• **Goal of the exercise**
Work out the number of lines with "college" in them. Reply with that number and no other words.

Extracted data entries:
++++
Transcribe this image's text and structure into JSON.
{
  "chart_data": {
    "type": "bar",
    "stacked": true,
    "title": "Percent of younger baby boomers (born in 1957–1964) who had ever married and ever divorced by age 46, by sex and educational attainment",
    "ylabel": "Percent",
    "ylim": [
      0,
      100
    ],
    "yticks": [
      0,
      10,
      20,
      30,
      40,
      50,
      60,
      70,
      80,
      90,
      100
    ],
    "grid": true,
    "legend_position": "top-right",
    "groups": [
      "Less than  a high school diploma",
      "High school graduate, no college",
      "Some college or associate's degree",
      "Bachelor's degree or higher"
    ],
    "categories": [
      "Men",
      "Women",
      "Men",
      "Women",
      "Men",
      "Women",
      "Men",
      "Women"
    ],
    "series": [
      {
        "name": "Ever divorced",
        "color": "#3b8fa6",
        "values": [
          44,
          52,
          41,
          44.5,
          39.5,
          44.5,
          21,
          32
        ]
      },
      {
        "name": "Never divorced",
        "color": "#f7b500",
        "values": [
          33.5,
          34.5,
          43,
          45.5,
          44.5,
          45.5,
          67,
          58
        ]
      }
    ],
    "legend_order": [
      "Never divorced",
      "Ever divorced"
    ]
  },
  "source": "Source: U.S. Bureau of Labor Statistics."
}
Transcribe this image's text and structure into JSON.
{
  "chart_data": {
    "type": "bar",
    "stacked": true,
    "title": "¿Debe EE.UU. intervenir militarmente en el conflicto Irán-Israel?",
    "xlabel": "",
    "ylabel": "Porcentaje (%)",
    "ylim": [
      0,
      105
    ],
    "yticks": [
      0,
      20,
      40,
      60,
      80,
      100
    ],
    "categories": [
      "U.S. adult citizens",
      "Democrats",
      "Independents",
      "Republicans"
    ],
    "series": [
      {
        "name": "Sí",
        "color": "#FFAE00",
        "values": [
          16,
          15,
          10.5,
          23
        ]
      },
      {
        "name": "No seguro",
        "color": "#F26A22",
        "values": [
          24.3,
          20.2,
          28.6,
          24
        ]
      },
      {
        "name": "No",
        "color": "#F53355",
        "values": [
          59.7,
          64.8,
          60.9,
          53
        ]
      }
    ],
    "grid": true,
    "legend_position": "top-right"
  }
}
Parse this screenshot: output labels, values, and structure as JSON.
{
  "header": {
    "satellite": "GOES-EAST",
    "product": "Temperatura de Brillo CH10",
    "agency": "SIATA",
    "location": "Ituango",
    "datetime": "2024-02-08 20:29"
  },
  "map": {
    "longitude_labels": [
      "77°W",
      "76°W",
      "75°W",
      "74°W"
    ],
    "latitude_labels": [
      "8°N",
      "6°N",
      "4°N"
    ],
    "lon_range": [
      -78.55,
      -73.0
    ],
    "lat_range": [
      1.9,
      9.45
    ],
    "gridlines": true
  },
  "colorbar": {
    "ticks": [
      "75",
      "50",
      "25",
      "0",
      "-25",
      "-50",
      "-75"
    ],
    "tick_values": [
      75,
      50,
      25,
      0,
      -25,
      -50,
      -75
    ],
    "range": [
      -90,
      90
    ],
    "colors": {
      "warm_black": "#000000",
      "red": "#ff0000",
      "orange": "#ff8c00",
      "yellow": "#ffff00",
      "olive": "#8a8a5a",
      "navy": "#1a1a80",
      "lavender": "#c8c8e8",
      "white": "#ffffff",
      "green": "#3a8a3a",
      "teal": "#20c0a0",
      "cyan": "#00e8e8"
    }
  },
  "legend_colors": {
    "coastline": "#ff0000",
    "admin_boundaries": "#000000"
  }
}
++++
• **Answer below**
2